- Exercise: Collect all the lines that mention the word "hoĩm".

[START OF Materials provided]

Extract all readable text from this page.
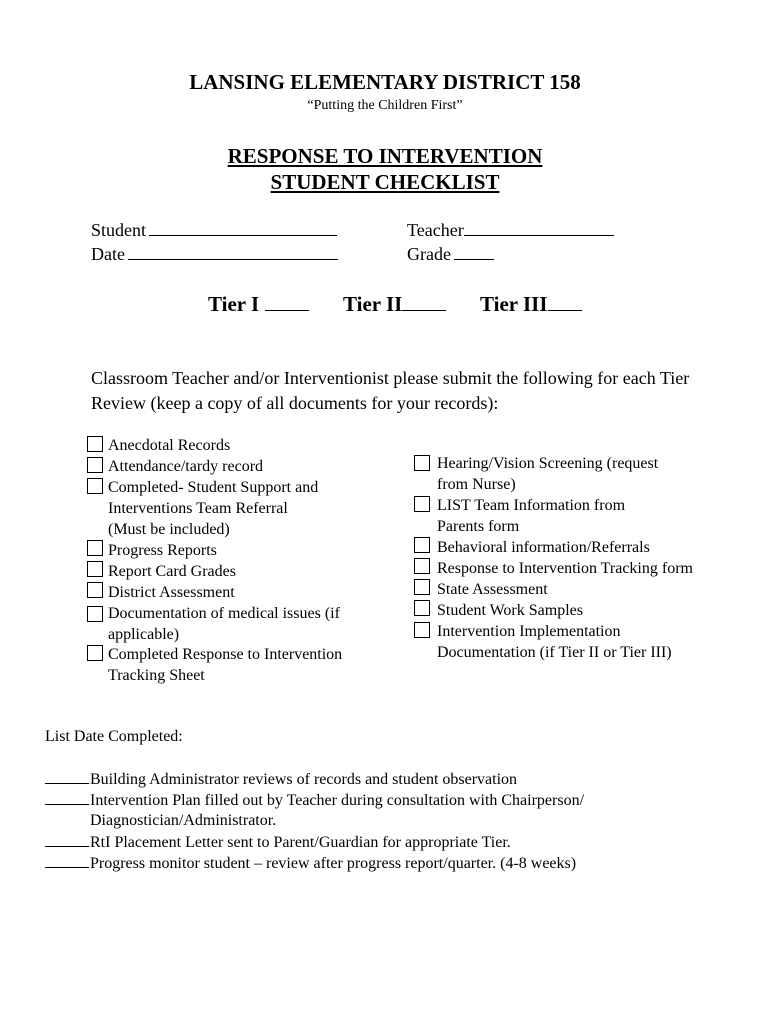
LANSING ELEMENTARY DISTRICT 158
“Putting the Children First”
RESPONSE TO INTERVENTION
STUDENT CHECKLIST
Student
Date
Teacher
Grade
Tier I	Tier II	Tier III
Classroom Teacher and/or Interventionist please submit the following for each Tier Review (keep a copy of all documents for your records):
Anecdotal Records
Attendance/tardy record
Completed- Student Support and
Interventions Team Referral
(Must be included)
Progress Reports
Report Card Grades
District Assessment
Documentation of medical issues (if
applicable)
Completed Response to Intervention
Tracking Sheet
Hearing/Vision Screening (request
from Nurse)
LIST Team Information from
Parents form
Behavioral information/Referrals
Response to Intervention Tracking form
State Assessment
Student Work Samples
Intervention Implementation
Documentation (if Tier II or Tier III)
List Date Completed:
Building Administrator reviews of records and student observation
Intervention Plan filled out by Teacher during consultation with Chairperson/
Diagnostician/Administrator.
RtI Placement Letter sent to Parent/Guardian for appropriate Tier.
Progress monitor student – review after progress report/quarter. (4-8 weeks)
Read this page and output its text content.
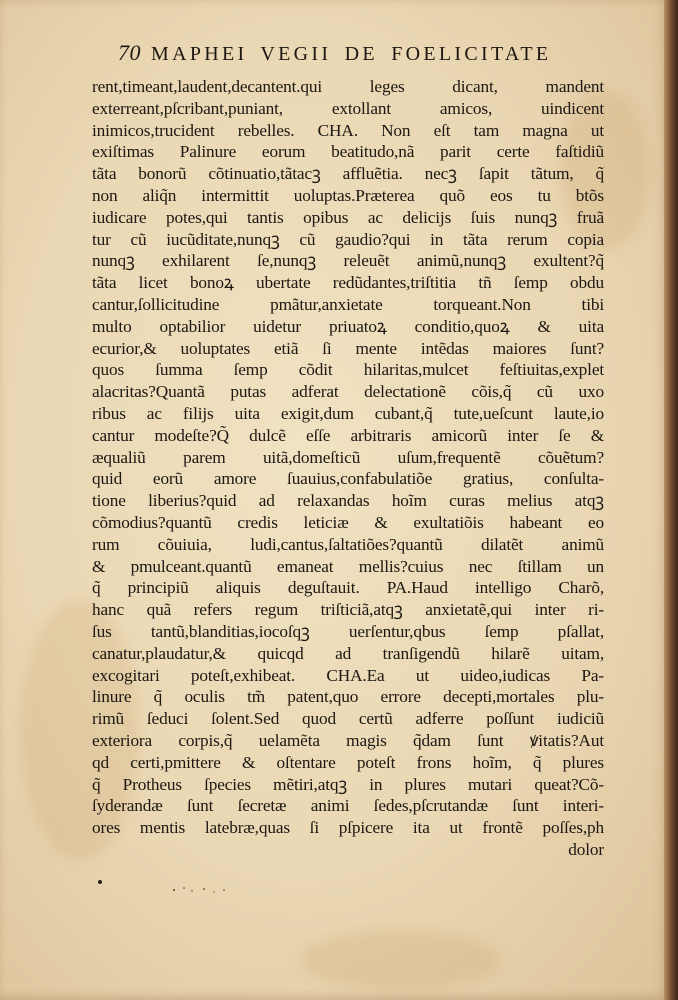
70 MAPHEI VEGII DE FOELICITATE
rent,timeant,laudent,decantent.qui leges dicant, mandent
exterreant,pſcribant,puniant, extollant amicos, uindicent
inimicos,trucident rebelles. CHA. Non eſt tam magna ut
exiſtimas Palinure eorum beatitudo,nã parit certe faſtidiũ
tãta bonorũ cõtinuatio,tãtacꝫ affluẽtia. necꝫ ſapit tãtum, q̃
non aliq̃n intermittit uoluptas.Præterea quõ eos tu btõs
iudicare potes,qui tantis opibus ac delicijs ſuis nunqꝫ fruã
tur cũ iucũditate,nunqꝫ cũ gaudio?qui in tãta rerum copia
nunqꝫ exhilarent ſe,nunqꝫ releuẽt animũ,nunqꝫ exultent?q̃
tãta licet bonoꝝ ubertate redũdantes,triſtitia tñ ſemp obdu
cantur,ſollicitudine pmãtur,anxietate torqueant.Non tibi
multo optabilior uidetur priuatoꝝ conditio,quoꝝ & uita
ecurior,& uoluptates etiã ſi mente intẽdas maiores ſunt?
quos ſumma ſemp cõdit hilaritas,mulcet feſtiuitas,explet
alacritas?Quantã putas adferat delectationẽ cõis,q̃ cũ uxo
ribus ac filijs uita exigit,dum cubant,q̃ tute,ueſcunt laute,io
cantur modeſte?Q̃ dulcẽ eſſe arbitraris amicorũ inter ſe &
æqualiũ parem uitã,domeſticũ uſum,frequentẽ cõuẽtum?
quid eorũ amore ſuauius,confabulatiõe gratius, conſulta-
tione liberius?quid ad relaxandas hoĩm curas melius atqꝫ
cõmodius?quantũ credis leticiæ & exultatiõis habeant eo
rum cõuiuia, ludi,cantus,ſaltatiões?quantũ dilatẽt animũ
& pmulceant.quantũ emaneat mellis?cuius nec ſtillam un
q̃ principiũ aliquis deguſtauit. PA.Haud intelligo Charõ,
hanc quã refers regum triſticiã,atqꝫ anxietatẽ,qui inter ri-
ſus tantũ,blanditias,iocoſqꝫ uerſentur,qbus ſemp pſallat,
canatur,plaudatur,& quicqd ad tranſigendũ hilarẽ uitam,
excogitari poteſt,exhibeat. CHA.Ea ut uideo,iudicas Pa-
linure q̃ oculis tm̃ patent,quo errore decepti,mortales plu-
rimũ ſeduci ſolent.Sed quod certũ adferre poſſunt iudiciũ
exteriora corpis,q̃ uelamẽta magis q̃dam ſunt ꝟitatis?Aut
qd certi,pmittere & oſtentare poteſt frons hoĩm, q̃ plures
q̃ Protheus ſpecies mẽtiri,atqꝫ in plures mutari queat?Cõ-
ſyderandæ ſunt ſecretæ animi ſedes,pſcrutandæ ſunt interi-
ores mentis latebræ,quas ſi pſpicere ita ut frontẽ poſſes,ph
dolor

[END OF Materials provided]

- Finished exercise:
tione liberius?quid ad relaxandas hoĩm curas melius atqꝫ
qd certi,pmittere & oſtentare poteſt frons hoĩm, q̃ plures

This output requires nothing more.